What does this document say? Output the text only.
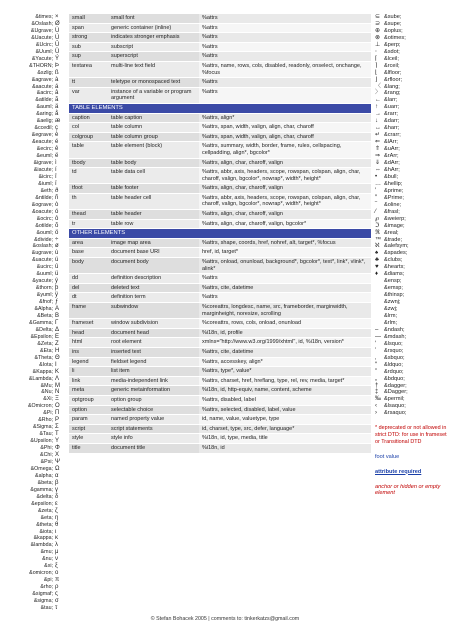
&times; ×
&Oslash; Ø
&Ugrave; Ù
&Uacute; Ú
&Ucirc; Û
&Uuml; Ü
&Yacute; Ý
&THORN; Þ
&szlig; ß
&agrave; à
&aacute; á
&acirc; â
&atilde; ã
&auml; ä
&aring; å
&aelig; æ
&ccedil; ç
&egrave; è
&eacute; é
&ecirc; ê
&euml; ë
&igrave; ì
&iacute; í
&icirc; î
&iuml; ï
&eth; ð
&ntilde; ñ
&ograve; ò
&oacute; ó
&ocirc; ô
&otilde; õ
&ouml; ö
&divide; ÷
&oslash; ø
&ugrave; ù
&uacute; ú
&ucirc; û
&uuml; ü
&yacute; ý
&thorn; þ
&yuml; ÿ
&fnof; ƒ
&Alpha; Α
&Beta; Β
&Gamma; Γ
&Delta; Δ
&Epsilon; Ε
&Zeta; Ζ
&Eta; Η
&Theta; Θ
&Iota; Ι
&Kappa; Κ
&Lambda; Λ
&Mu; Μ
&Nu; Ν
&Xi; Ξ
&Omicron; Ο
&Pi; Π
&Rho; Ρ
&Sigma; Σ
&Tau; Τ
&Upsilon; Υ
&Phi; Φ
&Chi; Χ
&Psi; Ψ
&Omega; Ω
&alpha; α
&beta; β
&gamma; γ
&delta; δ
&epsilon; ε
&zeta; ζ
&eta; η
&theta; θ
&iota; ι
&kappa; κ
&lambda; λ
&mu; μ
&nu; ν
&xi; ξ
&omicron; ο
&pi; π
&rho; ρ
&sigmaf; ς
&sigma; σ
&tau; τ
small	small font	%attrs
span	generic container (inline)	%attrs
strong	indicates stronger emphasis	%attrs
sub	subscript	%attrs
sup	superscript	%attrs
textarea	multi-line text field	%attrs, name, rows, cols, disabled, readonly, onselect, onchange, %focus
tt	teletype or monospaced text	%attrs
var	instance of a variable or program argument	%attrs
TABLE ELEMENTS		
caption	table caption	%attrs, align*
col	table column	%attrs, span, width, valign, align, char, charoff
colgroup	table column group	%attrs, span, width, valign, align, char, charoff
table	table element (block)	%attrs, summary, width, border, frame, rules, cellspacing, cellpadding, align*, bgcolor*
tbody	table body	%attrs, align, char, charoff, valign
td	table data cell	%attrs, abbr, axis, headers, scope, rowspan, colspan, align, char, charoff, valign, bgcolor*, nowrap*, width*, height*
tfoot	table footer	%attrs, align, char, charoff, valign
th	table header cell	%attrs, abbr, axis, headers, scope, rowspan, colspan, align, char, charoff, valign, bgcolor*, nowrap*, width*, height*
thead	table header	%attrs, align, char, charoff, valign
tr	table row	%attrs, align, char, charoff, valign, bgcolor*
OTHER ELEMENTS		
area	image map area	%attrs, shape, coords, href, nohref, alt, target*, %focus
base	document base URI	href, id, target*
body	document body	%attrs, onload, onunload, background*, bgcolor*, text*, link*, vlink*, alink*
dd	definition description	%attrs
del	deleted text	%attrs, cite, datetime
dt	definition term	%attrs
frame	subwindow	%coreattrs, longdesc, name, src, frameborder, marginwidth, marginheight, noresize, scrolling
frameset	window subdivision	%coreattrs, rows, cols, onload, onunload
head	document head	%i18n, id, profile
html	root element	xmlns="http://www.w3.org/1999/xhtml", id, %i18n, version*
ins	inserted text	%attrs, cite, datetime
legend	fieldset legend	%attrs, accesskey, align*
li	list item	%attrs, type*, value*
link	media-independent link	%attrs, charset, href, hreflang, type, rel, rev, media, target*
meta	generic metainformation	%i18n, id, http-equiv, name, content, scheme
optgroup	option group	%attrs, disabled, label
option	selectable choice	%attrs, selected, disabled, label, value
param	named property value	id, name, value, valuetype, type
script	script statements	id, charset, type, src, defer, language*
style	style info	%i18n, id, type, media, title
title	document title	%i18n, id
⊆ &sube;
⊇ &supe;
⊕ &oplus;
⊗ &otimes;
⊥ &perp;
⋅ &sdot;
⌈ &lceil;
⌉ &rceil;
⌊ &lfloor;
⌋ &rfloor;
〈 &lang;
〉 &rang;
← &larr;
↑ &uarr;
→ &rarr;
↓ &darr;
↔ &harr;
↵ &crarr;
⇐ &lArr;
⇑ &uArr;
⇒ &rArr;
⇓ &dArr;
⇔ &hArr;
• &bull;
… &hellip;
′ &prime;
″ &Prime;
‾ &oline;
⁄ &frasl;
℘ &weierp;
ℑ &image;
ℜ &real;
™ &trade;
ℵ &alefsym;
♠ &spades;
♣ &clubs;
♥ &hearts;
♦ &diams;
&ensp;
&emsp;
&thinsp;
&zwnj;
&zwj;
&lrm;
&rlm;
– &ndash;
— &mdash;
‘ &lsquo;
’ &rsquo;
‚ &sbquo;
“ &ldquo;
” &rdquo;
„ &bdquo;
† &dagger;
‡ &Dagger;
‰ &permil;
‹ &lsaquo;
› &rsaquo;
* deprecated or not allowed in strict DTD: for use in frameset or Transitional DTD
foot value
attribute required
anchor or hidden or empty element
© Stefan Bohacek 2005 | comments to: tinkerkatzs@gmail.com
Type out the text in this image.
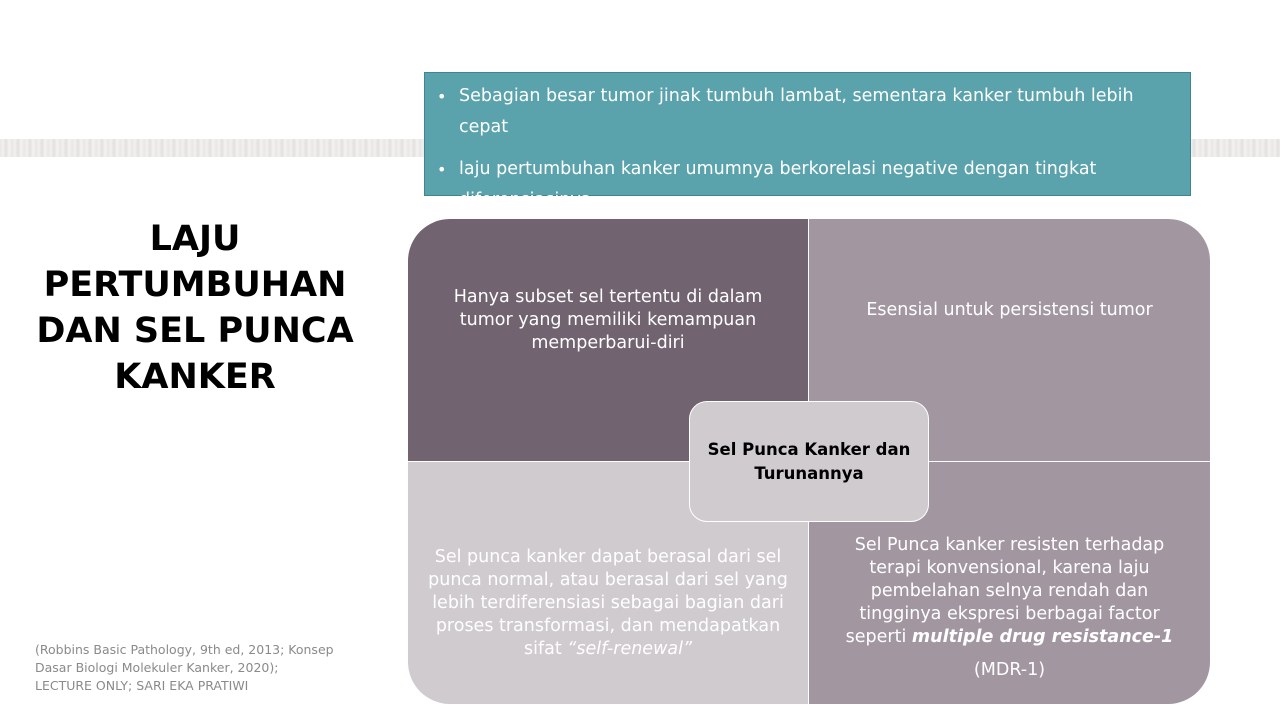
• Sebagian besar tumor jinak tumbuh lambat, sementara kanker tumbuh lebih cepat
• laju pertumbuhan kanker umumnya berkorelasi negative dengan tingkat diferensiasinya
LAJU PERTUMBUHAN DAN SEL PUNCA KANKER
Hanya subset sel tertentu di dalam tumor yang memiliki kemampuan memperbarui-diri
Esensial untuk persistensi tumor
Sel punca kanker dapat berasal dari sel punca normal, atau berasal dari sel yang lebih terdiferensiasi sebagai bagian dari proses transformasi, dan mendapatkan sifat “self-renewal”
Sel Punca kanker resisten terhadap terapi konvensional, karena laju pembelahan selnya rendah dan tingginya ekspresi berbagai factor seperti multiple drug resistance-1
(MDR-1)
Sel Punca Kanker dan Turunannya
(Robbins Basic Pathology, 9th ed, 2013; Konsep Dasar Biologi Molekuler Kanker, 2020); LECTURE ONLY; SARI EKA PRATIWI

------------------------

Please copy out each line of the material that holds the string "document".

What does this document say? Output the text only.
base	document base URI	href, id, target*
body	document body	%attrs, onload, onunload, background*, bgcolor*, text*, link*, vlink*, alink*
head	document head	%i18n, id, profile
title	document title	%i18n, id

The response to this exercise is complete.